Zum Tode des Schimanski-Schauspielers: Nachruf auf Götz George
Eine zerklüftete Gesichtslandschaft, aus der zwei wasserblaue Augen leuchten. Breite Stirn, kräftige Nase und ein Lächeln um den Mund, von dem man nicht so genau weiß, ob das nun freundlich gemeint ist oder den nächsten Wutausbruch ankündigt. Keine Frage, Götz George war einer der bekanntesten und beliebtesten deutschen Schauspieler. Umso größer ist nun der Schock über seinen plötzlichen Tod. Wie die "Bild"-Zeitung berichtet, starb der Berliner bereits am 19. Juni im Alter von 77 Jahren.
Holen Sie sich hier die komplette "Tatort"-Box auf DVD
Auch sein Vater war Schauspieler
Das Schauspieltalent bekam George schon in die Wiege gelegt. Sein Vater Heinrich George (1893-1946) galt als der größte deutschsprachige Schauspieler seiner Zeit, ein legendärer Darsteller des "Götz von Berlichingen", dessen Vornamen er seinem Sohn gab. Heinrich George drehte in der Nazi-Zeit die Propagandafilme "Hitlerjunge Quex", "Jud Süß" und "Kolberg". Andererseits nahm er als Intendant des Berliner Schillertheaters auch Kollegen auf, die im NS-Regime unerwünscht waren.
Nach Kriegsende kam er in ein sowjetisches Lager in Sachsenhausen, wo er mit nur 52 Jahren starb. Da war sein Sohn Götz sechs Jahre alt. Der wuchs mit dem Verständnis auf, dass der Vater eine schauspielerische und charakterliche Überfigur war, die niemand erreichen könne - auch er selbst nicht. Zudem war die Familie davon überzeugt, dass Heinrich George kein Nazi und zu Unrecht in sowjetische Haft geraten war. Tatsächlich wurde er 1998 von den Russen voll rehabilitiert.

- **KURZAUFTRAG**
Kopiere aus dem Nachruf auf Götz George den Abschnitt zwischen „Nach Kriegsende kam“ und „Russen voll rehabilitiert.“, beide eingeschlossen.

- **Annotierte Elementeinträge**
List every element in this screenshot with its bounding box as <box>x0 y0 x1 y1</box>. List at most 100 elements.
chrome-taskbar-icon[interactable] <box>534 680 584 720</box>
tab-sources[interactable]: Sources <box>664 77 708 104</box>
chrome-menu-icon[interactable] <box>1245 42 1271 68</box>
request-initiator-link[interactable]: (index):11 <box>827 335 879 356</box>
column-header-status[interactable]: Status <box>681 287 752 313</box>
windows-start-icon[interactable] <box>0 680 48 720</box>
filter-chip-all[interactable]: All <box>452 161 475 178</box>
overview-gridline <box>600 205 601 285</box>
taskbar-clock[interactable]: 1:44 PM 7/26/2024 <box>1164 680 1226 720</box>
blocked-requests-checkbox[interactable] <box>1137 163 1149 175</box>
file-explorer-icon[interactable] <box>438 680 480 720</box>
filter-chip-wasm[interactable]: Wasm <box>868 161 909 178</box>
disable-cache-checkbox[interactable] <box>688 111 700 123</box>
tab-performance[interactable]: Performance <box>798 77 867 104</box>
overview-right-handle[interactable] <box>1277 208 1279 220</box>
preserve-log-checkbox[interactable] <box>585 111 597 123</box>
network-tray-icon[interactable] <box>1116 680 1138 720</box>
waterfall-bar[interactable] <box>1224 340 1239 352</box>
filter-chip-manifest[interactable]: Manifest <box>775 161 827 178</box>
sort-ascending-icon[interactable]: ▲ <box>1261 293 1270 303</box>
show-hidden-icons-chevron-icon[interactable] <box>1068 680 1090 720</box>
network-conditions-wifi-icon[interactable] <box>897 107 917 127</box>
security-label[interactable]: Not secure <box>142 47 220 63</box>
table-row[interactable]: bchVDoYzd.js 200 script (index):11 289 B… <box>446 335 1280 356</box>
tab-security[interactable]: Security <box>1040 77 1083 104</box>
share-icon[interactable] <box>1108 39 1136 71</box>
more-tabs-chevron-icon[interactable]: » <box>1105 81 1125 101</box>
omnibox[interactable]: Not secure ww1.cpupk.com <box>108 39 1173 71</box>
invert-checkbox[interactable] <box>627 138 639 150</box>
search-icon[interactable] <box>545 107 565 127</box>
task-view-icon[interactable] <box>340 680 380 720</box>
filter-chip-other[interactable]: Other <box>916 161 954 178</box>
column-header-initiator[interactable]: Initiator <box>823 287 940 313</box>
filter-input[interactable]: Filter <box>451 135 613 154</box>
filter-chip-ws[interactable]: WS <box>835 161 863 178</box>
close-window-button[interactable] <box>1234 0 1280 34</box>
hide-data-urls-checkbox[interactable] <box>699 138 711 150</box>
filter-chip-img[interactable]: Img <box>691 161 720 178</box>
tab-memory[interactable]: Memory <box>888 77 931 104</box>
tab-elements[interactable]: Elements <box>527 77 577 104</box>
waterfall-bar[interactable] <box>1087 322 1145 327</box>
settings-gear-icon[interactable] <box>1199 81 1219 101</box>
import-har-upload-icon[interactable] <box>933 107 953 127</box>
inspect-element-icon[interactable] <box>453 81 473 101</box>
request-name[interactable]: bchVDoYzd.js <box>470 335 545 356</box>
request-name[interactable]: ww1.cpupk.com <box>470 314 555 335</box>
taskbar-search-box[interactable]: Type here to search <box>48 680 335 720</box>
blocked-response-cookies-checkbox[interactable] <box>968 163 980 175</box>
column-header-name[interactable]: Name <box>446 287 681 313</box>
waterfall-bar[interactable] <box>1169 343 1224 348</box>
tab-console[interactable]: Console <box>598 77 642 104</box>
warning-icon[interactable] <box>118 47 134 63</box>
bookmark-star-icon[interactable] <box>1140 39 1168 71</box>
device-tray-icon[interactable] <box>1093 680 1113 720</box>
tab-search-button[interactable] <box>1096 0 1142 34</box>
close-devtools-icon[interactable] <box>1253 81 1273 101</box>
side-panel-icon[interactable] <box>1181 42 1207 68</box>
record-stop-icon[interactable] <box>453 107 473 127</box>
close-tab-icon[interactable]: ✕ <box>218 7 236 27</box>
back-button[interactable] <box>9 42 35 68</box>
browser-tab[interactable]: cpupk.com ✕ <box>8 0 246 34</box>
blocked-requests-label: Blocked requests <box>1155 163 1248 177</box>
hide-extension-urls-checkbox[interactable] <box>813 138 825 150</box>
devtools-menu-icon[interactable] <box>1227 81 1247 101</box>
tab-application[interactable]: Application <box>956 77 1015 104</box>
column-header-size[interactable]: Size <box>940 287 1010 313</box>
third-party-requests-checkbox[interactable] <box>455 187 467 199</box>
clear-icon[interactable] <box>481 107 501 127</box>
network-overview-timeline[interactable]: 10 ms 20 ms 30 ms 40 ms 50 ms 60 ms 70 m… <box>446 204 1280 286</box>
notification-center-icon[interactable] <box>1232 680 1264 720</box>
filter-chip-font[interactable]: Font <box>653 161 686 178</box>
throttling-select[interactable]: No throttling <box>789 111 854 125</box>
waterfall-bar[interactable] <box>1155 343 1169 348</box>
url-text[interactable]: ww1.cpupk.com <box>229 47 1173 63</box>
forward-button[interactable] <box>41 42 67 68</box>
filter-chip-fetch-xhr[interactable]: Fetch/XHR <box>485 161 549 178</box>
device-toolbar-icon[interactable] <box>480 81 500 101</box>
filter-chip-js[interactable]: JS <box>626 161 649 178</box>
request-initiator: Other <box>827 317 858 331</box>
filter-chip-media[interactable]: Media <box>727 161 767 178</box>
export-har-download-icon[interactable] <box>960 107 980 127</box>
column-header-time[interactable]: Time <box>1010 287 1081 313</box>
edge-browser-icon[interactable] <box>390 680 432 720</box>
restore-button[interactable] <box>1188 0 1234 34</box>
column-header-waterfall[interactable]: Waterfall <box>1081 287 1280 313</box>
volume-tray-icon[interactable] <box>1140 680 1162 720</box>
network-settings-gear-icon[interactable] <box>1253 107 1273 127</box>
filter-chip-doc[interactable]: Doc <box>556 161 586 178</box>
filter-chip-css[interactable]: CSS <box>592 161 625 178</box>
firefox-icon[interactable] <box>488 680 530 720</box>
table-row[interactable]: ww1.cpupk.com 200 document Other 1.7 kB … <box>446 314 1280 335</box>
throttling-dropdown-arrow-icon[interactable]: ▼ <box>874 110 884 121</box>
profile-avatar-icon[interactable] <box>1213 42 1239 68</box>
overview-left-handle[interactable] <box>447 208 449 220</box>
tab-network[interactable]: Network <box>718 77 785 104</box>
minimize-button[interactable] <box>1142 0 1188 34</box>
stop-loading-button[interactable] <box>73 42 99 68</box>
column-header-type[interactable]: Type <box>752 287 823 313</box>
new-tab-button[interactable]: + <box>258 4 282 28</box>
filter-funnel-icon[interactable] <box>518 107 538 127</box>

- **ANTWORT DARAUF**
Nach Kriegsende kam er in ein sowjetisches Lager in Sachsenhausen, wo er mit nur 52 Jahren starb. Da war sein Sohn Götz sechs Jahre alt. Der wuchs mit dem Verständnis auf, dass der Vater eine schauspielerische und charakterliche Überfigur war, die niemand erreichen könne - auch er selbst nicht. Zudem war die Familie davon überzeugt, dass Heinrich George kein Nazi und zu Unrecht in sowjetische Haft geraten war. Tatsächlich wurde er 1998 von den Russen voll rehabilitiert.